§ **GIVEN REQUEST**: Filter the entries and keep only the lines where the string "EXTRACT" appears.

§ **EXERCISE DATA**:

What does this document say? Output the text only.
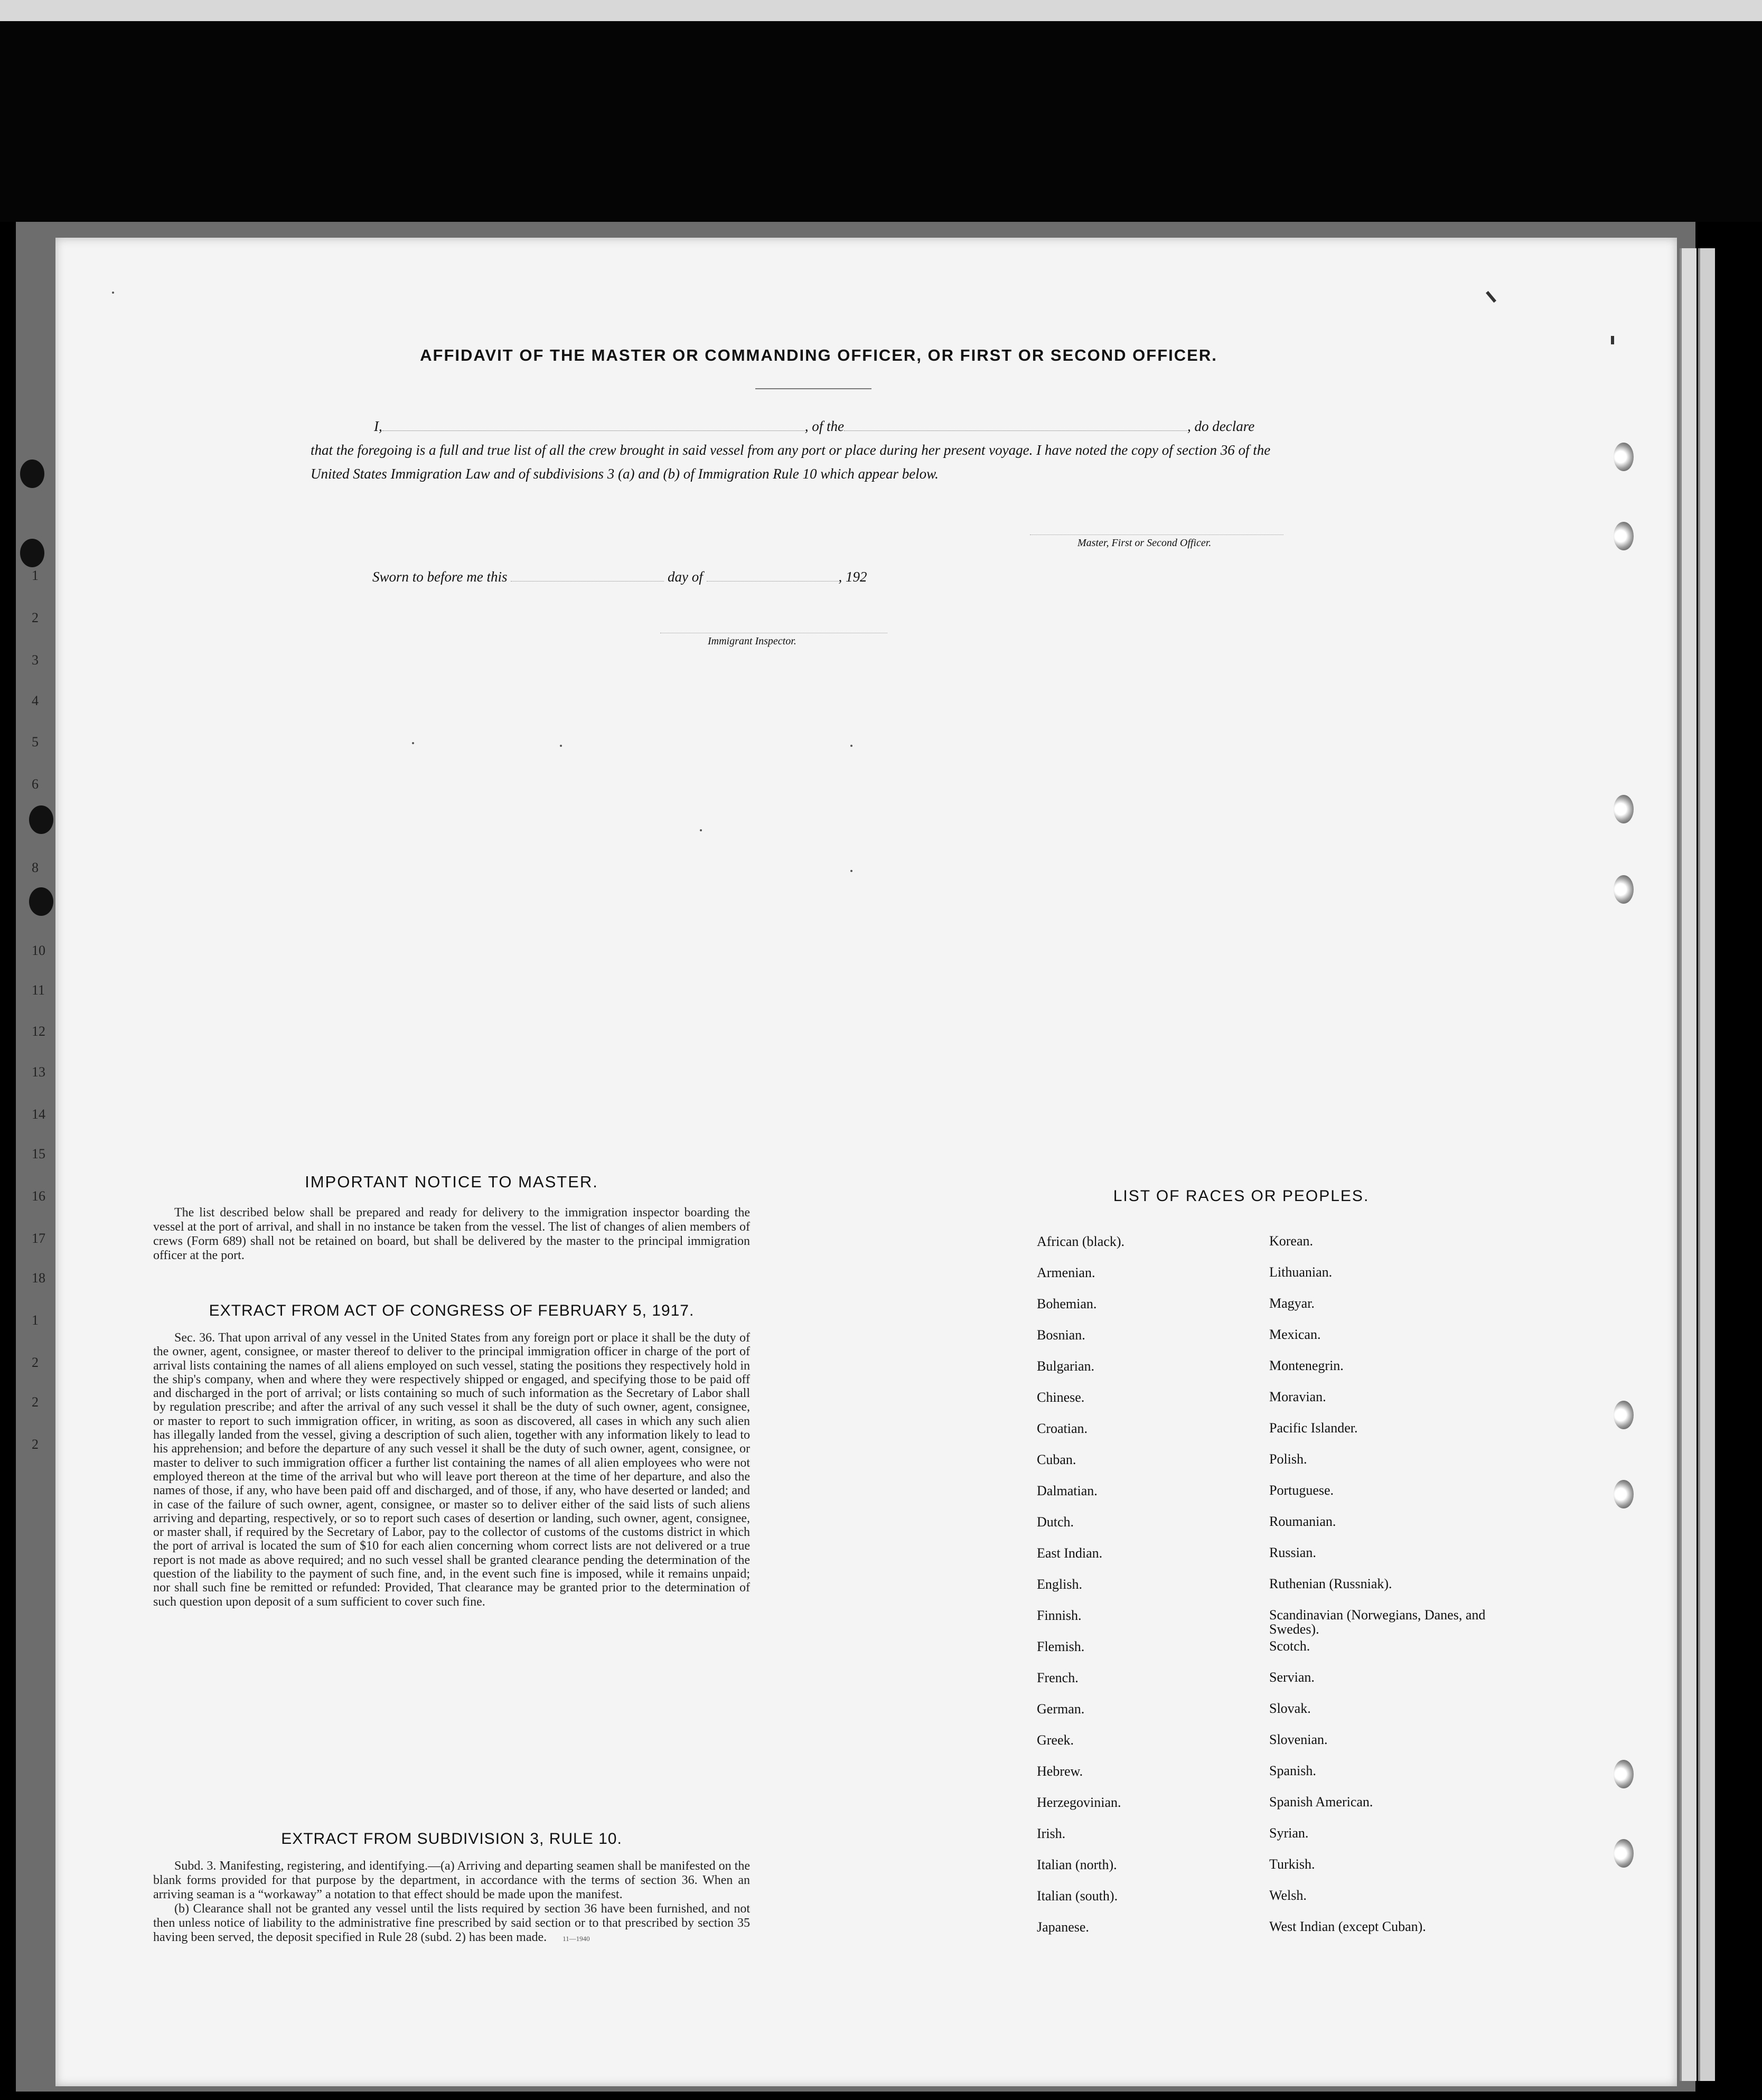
1
2
3
4
5
6
8
10
11
12
13
14
15
16
17
18
1
2
2
2
AFFIDAVIT OF THE MASTER OR COMMANDING OFFICER, OR FIRST OR SECOND OFFICER.
I,	, of the	, do declare
that the foregoing is a full and true list of all the crew brought in said vessel from any port or place during her present voyage. I have noted the copy of section 36 of the United States Immigration Law and of subdivisions 3 (a) and (b) of Immigration Rule 10 which appear below.
Master, First or Second Officer.
Sworn to before me this	day of	, 192
Immigrant Inspector.
IMPORTANT NOTICE TO MASTER.
The list described below shall be prepared and ready for delivery to the immigration inspector boarding the vessel at the port of arrival, and shall in no instance be taken from the vessel. The list of changes of alien members of crews (Form 689) shall not be retained on board, but shall be delivered by the master to the principal immigration officer at the port.
EXTRACT FROM ACT OF CONGRESS OF FEBRUARY 5, 1917.
Sec. 36. That upon arrival of any vessel in the United States from any foreign port or place it shall be the duty of the owner, agent, consignee, or master thereof to deliver to the principal immigration officer in charge of the port of arrival lists containing the names of all aliens employed on such vessel, stating the positions they respectively hold in the ship's company, when and where they were respectively shipped or engaged, and specifying those to be paid off and discharged in the port of arrival; or lists containing so much of such information as the Secretary of Labor shall by regulation prescribe; and after the arrival of any such vessel it shall be the duty of such owner, agent, consignee, or master to report to such immigration officer, in writing, as soon as discovered, all cases in which any such alien has illegally landed from the vessel, giving a description of such alien, together with any information likely to lead to his apprehension; and before the departure of any such vessel it shall be the duty of such owner, agent, consignee, or master to deliver to such immigration officer a further list containing the names of all alien employees who were not employed thereon at the time of the arrival but who will leave port thereon at the time of her departure, and also the names of those, if any, who have been paid off and discharged, and of those, if any, who have deserted or landed; and in case of the failure of such owner, agent, consignee, or master so to deliver either of the said lists of such aliens arriving and departing, respectively, or so to report such cases of desertion or landing, such owner, agent, consignee, or master shall, if required by the Secretary of Labor, pay to the collector of customs of the customs district in which the port of arrival is located the sum of $10 for each alien concerning whom correct lists are not delivered or a true report is not made as above required; and no such vessel shall be granted clearance pending the determination of the question of the liability to the payment of such fine, and, in the event such fine is imposed, while it remains unpaid; nor shall such fine be remitted or refunded: Provided, That clearance may be granted prior to the determination of such question upon deposit of a sum sufficient to cover such fine.
EXTRACT FROM SUBDIVISION 3, RULE 10.

Subd. 3. Manifesting, registering, and identifying.—(a) Arriving and departing seamen shall be manifested on the blank forms provided for that purpose by the department, in accordance with the terms of section 36. When an arriving seaman is a “workaway” a notation to that effect should be made upon the manifest.

(b) Clearance shall not be granted any vessel until the lists required by section 36 have been furnished, and not then unless notice of liability to the administrative fine prescribed by said section or to that prescribed by section 35 having been served, the deposit specified in Rule 28 (subd. 2) has been made. 11—1940

LIST OF RACES OR PEOPLES.
African (black).	Korean.
Armenian.	Lithuanian.
Bohemian.	Magyar.
Bosnian.	Mexican.
Bulgarian.	Montenegrin.
Chinese.	Moravian.
Croatian.	Pacific Islander.
Cuban.	Polish.
Dalmatian.	Portuguese.
Dutch.	Roumanian.
East Indian.	Russian.
English.	Ruthenian (Russniak).
Finnish.	Scandinavian (Norwegians, Danes, and Swedes).
Flemish.	Scotch.
French.	Servian.
German.	Slovak.
Greek.	Slovenian.
Hebrew.	Spanish.
Herzegovinian.	Spanish American.
Irish.	Syrian.
Italian (north).	Turkish.
Italian (south).	Welsh.
Japanese.	West Indian (except Cuban).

§ **RESPONSE TO THIS TASK**:
EXTRACT FROM ACT OF CONGRESS OF FEBRUARY 5, 1917.
EXTRACT FROM SUBDIVISION 3, RULE 10.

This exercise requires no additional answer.